» Records to process
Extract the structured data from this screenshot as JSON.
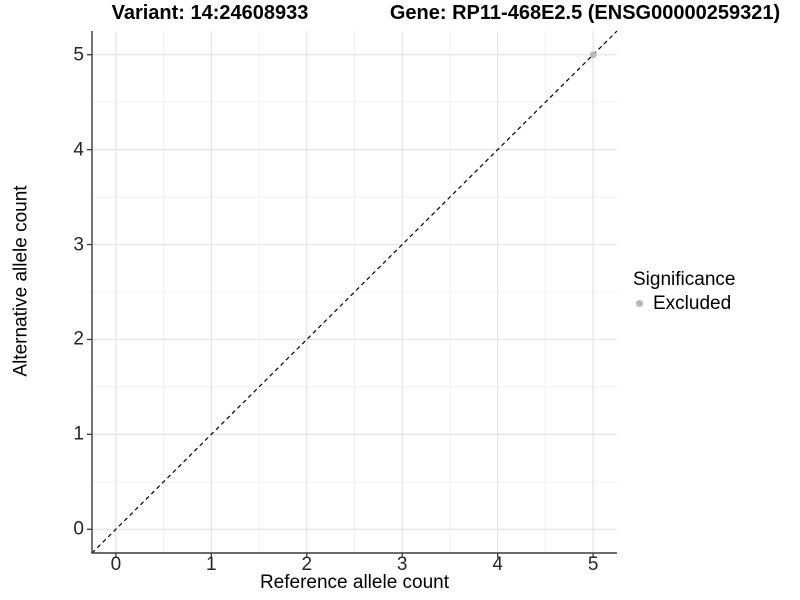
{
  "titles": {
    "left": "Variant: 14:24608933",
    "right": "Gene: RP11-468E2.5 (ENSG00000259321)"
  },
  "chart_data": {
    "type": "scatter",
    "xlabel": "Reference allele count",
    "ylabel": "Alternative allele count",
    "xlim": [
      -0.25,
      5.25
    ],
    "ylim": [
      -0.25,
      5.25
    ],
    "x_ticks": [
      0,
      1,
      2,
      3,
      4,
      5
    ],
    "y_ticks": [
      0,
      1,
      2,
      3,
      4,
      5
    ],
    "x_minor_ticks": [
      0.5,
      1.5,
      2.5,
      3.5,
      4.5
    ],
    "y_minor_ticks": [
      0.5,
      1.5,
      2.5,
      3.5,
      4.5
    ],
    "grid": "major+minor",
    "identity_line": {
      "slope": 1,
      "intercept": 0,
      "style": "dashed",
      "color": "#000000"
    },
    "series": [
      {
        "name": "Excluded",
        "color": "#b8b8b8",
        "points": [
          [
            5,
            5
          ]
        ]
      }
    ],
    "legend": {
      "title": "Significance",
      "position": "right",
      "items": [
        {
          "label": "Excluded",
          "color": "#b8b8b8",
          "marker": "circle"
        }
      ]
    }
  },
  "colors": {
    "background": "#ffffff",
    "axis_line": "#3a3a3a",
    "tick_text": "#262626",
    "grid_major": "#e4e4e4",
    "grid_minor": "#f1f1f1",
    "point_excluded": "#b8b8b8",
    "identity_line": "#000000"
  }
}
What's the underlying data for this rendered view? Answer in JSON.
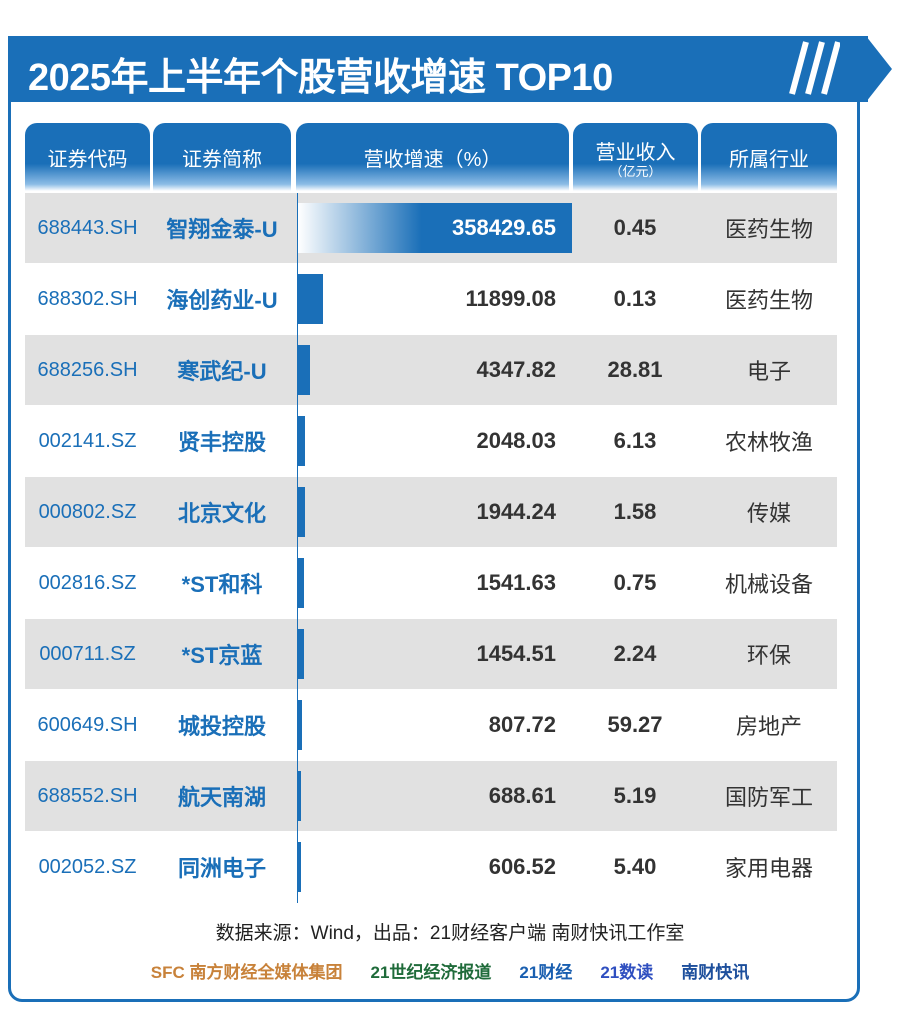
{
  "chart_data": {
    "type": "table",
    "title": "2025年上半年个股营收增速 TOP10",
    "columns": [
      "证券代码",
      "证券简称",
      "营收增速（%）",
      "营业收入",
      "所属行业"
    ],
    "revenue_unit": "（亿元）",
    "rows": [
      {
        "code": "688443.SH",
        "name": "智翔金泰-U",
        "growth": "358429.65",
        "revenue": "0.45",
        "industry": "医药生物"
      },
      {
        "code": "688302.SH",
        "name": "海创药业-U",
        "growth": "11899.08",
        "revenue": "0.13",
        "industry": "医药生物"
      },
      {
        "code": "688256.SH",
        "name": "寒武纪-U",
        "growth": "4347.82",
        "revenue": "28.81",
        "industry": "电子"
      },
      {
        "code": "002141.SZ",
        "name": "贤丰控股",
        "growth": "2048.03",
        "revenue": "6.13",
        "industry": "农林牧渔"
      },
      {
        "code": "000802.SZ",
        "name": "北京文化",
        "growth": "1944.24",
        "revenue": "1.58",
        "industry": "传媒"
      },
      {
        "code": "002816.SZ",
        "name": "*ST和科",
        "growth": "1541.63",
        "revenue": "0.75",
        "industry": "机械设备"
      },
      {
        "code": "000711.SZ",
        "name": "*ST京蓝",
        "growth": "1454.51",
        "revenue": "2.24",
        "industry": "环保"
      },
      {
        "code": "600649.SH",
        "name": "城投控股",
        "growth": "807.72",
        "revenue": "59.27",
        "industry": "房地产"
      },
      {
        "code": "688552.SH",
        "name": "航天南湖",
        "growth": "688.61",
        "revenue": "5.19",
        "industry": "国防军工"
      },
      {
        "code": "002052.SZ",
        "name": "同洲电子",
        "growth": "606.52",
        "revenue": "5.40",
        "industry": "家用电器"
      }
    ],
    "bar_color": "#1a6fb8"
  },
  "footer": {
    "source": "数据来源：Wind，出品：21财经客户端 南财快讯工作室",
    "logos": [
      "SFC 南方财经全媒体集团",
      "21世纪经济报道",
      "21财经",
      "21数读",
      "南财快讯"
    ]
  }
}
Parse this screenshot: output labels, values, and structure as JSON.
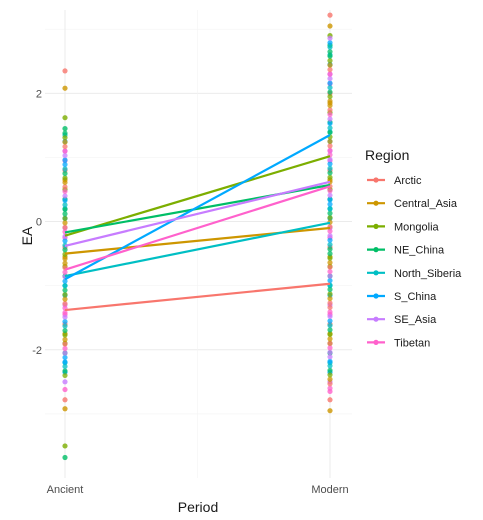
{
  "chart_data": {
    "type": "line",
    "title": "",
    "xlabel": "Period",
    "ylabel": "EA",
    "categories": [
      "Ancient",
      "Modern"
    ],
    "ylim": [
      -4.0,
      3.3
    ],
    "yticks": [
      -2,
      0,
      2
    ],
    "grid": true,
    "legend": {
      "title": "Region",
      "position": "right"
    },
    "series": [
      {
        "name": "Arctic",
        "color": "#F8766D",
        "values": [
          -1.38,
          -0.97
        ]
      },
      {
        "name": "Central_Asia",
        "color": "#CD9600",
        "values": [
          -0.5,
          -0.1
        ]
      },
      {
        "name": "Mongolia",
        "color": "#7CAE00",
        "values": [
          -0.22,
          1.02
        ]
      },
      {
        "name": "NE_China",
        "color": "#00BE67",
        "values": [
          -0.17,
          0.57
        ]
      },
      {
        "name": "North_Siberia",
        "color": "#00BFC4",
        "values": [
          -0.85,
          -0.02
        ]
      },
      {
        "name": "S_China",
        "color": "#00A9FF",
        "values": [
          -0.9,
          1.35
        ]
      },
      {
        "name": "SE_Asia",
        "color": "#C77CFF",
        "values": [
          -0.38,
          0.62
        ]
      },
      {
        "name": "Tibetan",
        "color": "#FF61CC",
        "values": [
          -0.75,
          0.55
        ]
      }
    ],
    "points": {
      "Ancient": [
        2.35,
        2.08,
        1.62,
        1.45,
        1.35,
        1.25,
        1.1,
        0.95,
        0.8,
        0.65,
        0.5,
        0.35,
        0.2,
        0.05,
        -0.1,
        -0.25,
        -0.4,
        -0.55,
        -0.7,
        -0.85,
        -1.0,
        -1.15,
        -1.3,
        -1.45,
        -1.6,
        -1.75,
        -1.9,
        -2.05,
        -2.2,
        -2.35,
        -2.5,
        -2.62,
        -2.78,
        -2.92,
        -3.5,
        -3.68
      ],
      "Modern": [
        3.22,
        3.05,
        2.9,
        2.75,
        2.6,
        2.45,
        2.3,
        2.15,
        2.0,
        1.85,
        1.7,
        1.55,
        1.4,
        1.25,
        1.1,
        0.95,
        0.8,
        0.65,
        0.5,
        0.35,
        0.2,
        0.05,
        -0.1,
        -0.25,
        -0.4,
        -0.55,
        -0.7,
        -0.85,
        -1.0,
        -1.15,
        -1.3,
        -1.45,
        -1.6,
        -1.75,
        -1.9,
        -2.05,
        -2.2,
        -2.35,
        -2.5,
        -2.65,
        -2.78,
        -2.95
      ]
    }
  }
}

» Directive
Transcribe every line in the entries above, taking out only the images.

» Written solution
Extract the structured data from this screenshot as JSON.
{
  "titles": {
    "left": "Variant: 14:24608933",
    "right": "Gene: RP11-468E2.5 (ENSG00000259321)"
  },
  "chart_data": {
    "type": "scatter",
    "xlabel": "Reference allele count",
    "ylabel": "Alternative allele count",
    "xlim": [
      -0.25,
      5.25
    ],
    "ylim": [
      -0.25,
      5.25
    ],
    "x_ticks": [
      0,
      1,
      2,
      3,
      4,
      5
    ],
    "y_ticks": [
      0,
      1,
      2,
      3,
      4,
      5
    ],
    "x_minor_ticks": [
      0.5,
      1.5,
      2.5,
      3.5,
      4.5
    ],
    "y_minor_ticks": [
      0.5,
      1.5,
      2.5,
      3.5,
      4.5
    ],
    "grid": "major+minor",
    "identity_line": {
      "slope": 1,
      "intercept": 0,
      "style": "dashed",
      "color": "#000000"
    },
    "series": [
      {
        "name": "Excluded",
        "color": "#b8b8b8",
        "points": [
          [
            5,
            5
          ]
        ]
      }
    ],
    "legend": {
      "title": "Significance",
      "position": "right",
      "items": [
        {
          "label": "Excluded",
          "color": "#b8b8b8",
          "marker": "circle"
        }
      ]
    }
  },
  "colors": {
    "background": "#ffffff",
    "axis_line": "#3a3a3a",
    "tick_text": "#262626",
    "grid_major": "#e4e4e4",
    "grid_minor": "#f1f1f1",
    "point_excluded": "#b8b8b8",
    "identity_line": "#000000"
  }
}
What's the underlying data for this rendered view? Answer in JSON.
{
  "chart_data": {
    "type": "table",
    "title": "2025年上半年个股营收增速 TOP10",
    "columns": [
      "证券代码",
      "证券简称",
      "营收增速（%）",
      "营业收入",
      "所属行业"
    ],
    "revenue_unit": "（亿元）",
    "rows": [
      {
        "code": "688443.SH",
        "name": "智翔金泰-U",
        "growth": "358429.65",
        "revenue": "0.45",
        "industry": "医药生物"
      },
      {
        "code": "688302.SH",
        "name": "海创药业-U",
        "growth": "11899.08",
        "revenue": "0.13",
        "industry": "医药生物"
      },
      {
        "code": "688256.SH",
        "name": "寒武纪-U",
        "growth": "4347.82",
        "revenue": "28.81",
        "industry": "电子"
      },
      {
        "code": "002141.SZ",
        "name": "贤丰控股",
        "growth": "2048.03",
        "revenue": "6.13",
        "industry": "农林牧渔"
      },
      {
        "code": "000802.SZ",
        "name": "北京文化",
        "growth": "1944.24",
        "revenue": "1.58",
        "industry": "传媒"
      },
      {
        "code": "002816.SZ",
        "name": "*ST和科",
        "growth": "1541.63",
        "revenue": "0.75",
        "industry": "机械设备"
      },
      {
        "code": "000711.SZ",
        "name": "*ST京蓝",
        "growth": "1454.51",
        "revenue": "2.24",
        "industry": "环保"
      },
      {
        "code": "600649.SH",
        "name": "城投控股",
        "growth": "807.72",
        "revenue": "59.27",
        "industry": "房地产"
      },
      {
        "code": "688552.SH",
        "name": "航天南湖",
        "growth": "688.61",
        "revenue": "5.19",
        "industry": "国防军工"
      },
      {
        "code": "002052.SZ",
        "name": "同洲电子",
        "growth": "606.52",
        "revenue": "5.40",
        "industry": "家用电器"
      }
    ],
    "bar_color": "#1a6fb8"
  },
  "footer": {
    "source": "数据来源：Wind，出品：21财经客户端 南财快讯工作室",
    "logos": [
      "SFC 南方财经全媒体集团",
      "21世纪经济报道",
      "21财经",
      "21数读",
      "南财快讯"
    ]
  }
}
Parse this screenshot: output labels, values, and structure as JSON.
{
  "chart_data": {
    "type": "line",
    "title": "",
    "xlabel": "Period",
    "ylabel": "EA",
    "categories": [
      "Ancient",
      "Modern"
    ],
    "ylim": [
      -4.0,
      3.3
    ],
    "yticks": [
      -2,
      0,
      2
    ],
    "grid": true,
    "legend": {
      "title": "Region",
      "position": "right"
    },
    "series": [
      {
        "name": "Arctic",
        "color": "#F8766D",
        "values": [
          -1.38,
          -0.97
        ]
      },
      {
        "name": "Central_Asia",
        "color": "#CD9600",
        "values": [
          -0.5,
          -0.1
        ]
      },
      {
        "name": "Mongolia",
        "color": "#7CAE00",
        "values": [
          -0.22,
          1.02
        ]
      },
      {
        "name": "NE_China",
        "color": "#00BE67",
        "values": [
          -0.17,
          0.57
        ]
      },
      {
        "name": "North_Siberia",
        "color": "#00BFC4",
        "values": [
          -0.85,
          -0.02
        ]
      },
      {
        "name": "S_China",
        "color": "#00A9FF",
        "values": [
          -0.9,
          1.35
        ]
      },
      {
        "name": "SE_Asia",
        "color": "#C77CFF",
        "values": [
          -0.38,
          0.62
        ]
      },
      {
        "name": "Tibetan",
        "color": "#FF61CC",
        "values": [
          -0.75,
          0.55
        ]
      }
    ],
    "points": {
      "Ancient": [
        2.35,
        2.08,
        1.62,
        1.45,
        1.35,
        1.25,
        1.1,
        0.95,
        0.8,
        0.65,
        0.5,
        0.35,
        0.2,
        0.05,
        -0.1,
        -0.25,
        -0.4,
        -0.55,
        -0.7,
        -0.85,
        -1.0,
        -1.15,
        -1.3,
        -1.45,
        -1.6,
        -1.75,
        -1.9,
        -2.05,
        -2.2,
        -2.35,
        -2.5,
        -2.62,
        -2.78,
        -2.92,
        -3.5,
        -3.68
      ],
      "Modern": [
        3.22,
        3.05,
        2.9,
        2.75,
        2.6,
        2.45,
        2.3,
        2.15,
        2.0,
        1.85,
        1.7,
        1.55,
        1.4,
        1.25,
        1.1,
        0.95,
        0.8,
        0.65,
        0.5,
        0.35,
        0.2,
        0.05,
        -0.1,
        -0.25,
        -0.4,
        -0.55,
        -0.7,
        -0.85,
        -1.0,
        -1.15,
        -1.3,
        -1.45,
        -1.6,
        -1.75,
        -1.9,
        -2.05,
        -2.2,
        -2.35,
        -2.5,
        -2.65,
        -2.78,
        -2.95
      ]
    }
  }
}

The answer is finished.